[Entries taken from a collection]

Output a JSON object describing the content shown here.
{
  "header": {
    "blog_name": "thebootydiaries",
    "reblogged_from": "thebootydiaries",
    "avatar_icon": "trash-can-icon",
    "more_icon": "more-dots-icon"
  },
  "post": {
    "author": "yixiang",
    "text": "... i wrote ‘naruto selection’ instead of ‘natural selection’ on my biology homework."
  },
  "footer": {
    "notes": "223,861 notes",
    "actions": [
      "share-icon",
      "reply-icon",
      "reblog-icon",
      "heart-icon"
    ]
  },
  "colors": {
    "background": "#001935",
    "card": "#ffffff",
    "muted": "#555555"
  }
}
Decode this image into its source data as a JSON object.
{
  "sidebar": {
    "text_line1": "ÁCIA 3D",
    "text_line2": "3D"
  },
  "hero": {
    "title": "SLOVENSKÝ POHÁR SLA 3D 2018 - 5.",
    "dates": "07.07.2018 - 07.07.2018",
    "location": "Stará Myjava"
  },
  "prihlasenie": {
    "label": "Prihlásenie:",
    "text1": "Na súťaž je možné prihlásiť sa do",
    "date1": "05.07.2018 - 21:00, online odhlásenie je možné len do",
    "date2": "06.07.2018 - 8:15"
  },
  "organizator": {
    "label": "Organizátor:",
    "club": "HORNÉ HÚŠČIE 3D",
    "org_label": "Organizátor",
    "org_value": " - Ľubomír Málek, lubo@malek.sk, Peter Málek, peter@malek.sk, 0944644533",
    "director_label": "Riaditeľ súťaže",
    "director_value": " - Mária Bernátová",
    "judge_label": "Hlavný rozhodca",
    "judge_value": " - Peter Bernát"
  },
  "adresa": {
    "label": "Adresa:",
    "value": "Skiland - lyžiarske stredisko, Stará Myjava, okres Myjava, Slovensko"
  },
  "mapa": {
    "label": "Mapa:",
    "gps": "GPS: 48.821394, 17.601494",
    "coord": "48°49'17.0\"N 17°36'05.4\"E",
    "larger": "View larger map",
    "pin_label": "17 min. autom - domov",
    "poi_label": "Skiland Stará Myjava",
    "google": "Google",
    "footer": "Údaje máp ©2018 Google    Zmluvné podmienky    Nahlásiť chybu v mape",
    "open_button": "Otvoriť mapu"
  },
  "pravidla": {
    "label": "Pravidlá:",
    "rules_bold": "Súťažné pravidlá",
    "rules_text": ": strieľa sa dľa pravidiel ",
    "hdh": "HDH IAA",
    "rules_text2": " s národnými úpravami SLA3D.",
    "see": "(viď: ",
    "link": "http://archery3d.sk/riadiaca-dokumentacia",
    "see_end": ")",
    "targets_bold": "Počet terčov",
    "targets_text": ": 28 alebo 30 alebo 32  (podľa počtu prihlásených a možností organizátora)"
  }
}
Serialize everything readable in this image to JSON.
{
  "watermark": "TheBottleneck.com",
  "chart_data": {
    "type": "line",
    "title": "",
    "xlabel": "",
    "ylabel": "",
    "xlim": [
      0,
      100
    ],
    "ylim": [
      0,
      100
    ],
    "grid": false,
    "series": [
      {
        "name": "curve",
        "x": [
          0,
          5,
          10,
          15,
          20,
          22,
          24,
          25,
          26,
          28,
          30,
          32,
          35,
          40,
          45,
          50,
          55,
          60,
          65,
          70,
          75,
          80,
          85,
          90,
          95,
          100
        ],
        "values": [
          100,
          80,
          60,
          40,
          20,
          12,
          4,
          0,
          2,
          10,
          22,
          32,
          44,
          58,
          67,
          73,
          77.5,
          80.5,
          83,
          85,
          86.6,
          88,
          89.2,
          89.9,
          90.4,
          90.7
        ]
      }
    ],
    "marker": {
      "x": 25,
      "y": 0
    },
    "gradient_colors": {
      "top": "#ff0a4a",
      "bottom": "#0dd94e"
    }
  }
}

WHAT NEEDS TO BE DONE: Make an exact copy of the data above.

TASK ANSWER:
Output a JSON object describing the content shown here.
{
  "header": {
    "blog_name": "thebootydiaries",
    "reblogged_from": "thebootydiaries",
    "avatar_icon": "trash-can-icon",
    "more_icon": "more-dots-icon"
  },
  "post": {
    "author": "yixiang",
    "text": "... i wrote ‘naruto selection’ instead of ‘natural selection’ on my biology homework."
  },
  "footer": {
    "notes": "223,861 notes",
    "actions": [
      "share-icon",
      "reply-icon",
      "reblog-icon",
      "heart-icon"
    ]
  },
  "colors": {
    "background": "#001935",
    "card": "#ffffff",
    "muted": "#555555"
  }
}
Decode this image into its source data as a JSON object.
{
  "sidebar": {
    "text_line1": "ÁCIA 3D",
    "text_line2": "3D"
  },
  "hero": {
    "title": "SLOVENSKÝ POHÁR SLA 3D 2018 - 5.",
    "dates": "07.07.2018 - 07.07.2018",
    "location": "Stará Myjava"
  },
  "prihlasenie": {
    "label": "Prihlásenie:",
    "text1": "Na súťaž je možné prihlásiť sa do",
    "date1": "05.07.2018 - 21:00, online odhlásenie je možné len do",
    "date2": "06.07.2018 - 8:15"
  },
  "organizator": {
    "label": "Organizátor:",
    "club": "HORNÉ HÚŠČIE 3D",
    "org_label": "Organizátor",
    "org_value": " - Ľubomír Málek, lubo@malek.sk, Peter Málek, peter@malek.sk, 0944644533",
    "director_label": "Riaditeľ súťaže",
    "director_value": " - Mária Bernátová",
    "judge_label": "Hlavný rozhodca",
    "judge_value": " - Peter Bernát"
  },
  "adresa": {
    "label": "Adresa:",
    "value": "Skiland - lyžiarske stredisko, Stará Myjava, okres Myjava, Slovensko"
  },
  "mapa": {
    "label": "Mapa:",
    "gps": "GPS: 48.821394, 17.601494",
    "coord": "48°49'17.0\"N 17°36'05.4\"E",
    "larger": "View larger map",
    "pin_label": "17 min. autom - domov",
    "poi_label": "Skiland Stará Myjava",
    "google": "Google",
    "footer": "Údaje máp ©2018 Google    Zmluvné podmienky    Nahlásiť chybu v mape",
    "open_button": "Otvoriť mapu"
  },
  "pravidla": {
    "label": "Pravidlá:",
    "rules_bold": "Súťažné pravidlá",
    "rules_text": ": strieľa sa dľa pravidiel ",
    "hdh": "HDH IAA",
    "rules_text2": " s národnými úpravami SLA3D.",
    "see": "(viď: ",
    "link": "http://archery3d.sk/riadiaca-dokumentacia",
    "see_end": ")",
    "targets_bold": "Počet terčov",
    "targets_text": ": 28 alebo 30 alebo 32  (podľa počtu prihlásených a možností organizátora)"
  }
}
Serialize everything readable in this image to JSON.
{
  "watermark": "TheBottleneck.com",
  "chart_data": {
    "type": "line",
    "title": "",
    "xlabel": "",
    "ylabel": "",
    "xlim": [
      0,
      100
    ],
    "ylim": [
      0,
      100
    ],
    "grid": false,
    "series": [
      {
        "name": "curve",
        "x": [
          0,
          5,
          10,
          15,
          20,
          22,
          24,
          25,
          26,
          28,
          30,
          32,
          35,
          40,
          45,
          50,
          55,
          60,
          65,
          70,
          75,
          80,
          85,
          90,
          95,
          100
        ],
        "values": [
          100,
          80,
          60,
          40,
          20,
          12,
          4,
          0,
          2,
          10,
          22,
          32,
          44,
          58,
          67,
          73,
          77.5,
          80.5,
          83,
          85,
          86.6,
          88,
          89.2,
          89.9,
          90.4,
          90.7
        ]
      }
    ],
    "marker": {
      "x": 25,
      "y": 0
    },
    "gradient_colors": {
      "top": "#ff0a4a",
      "bottom": "#0dd94e"
    }
  }
}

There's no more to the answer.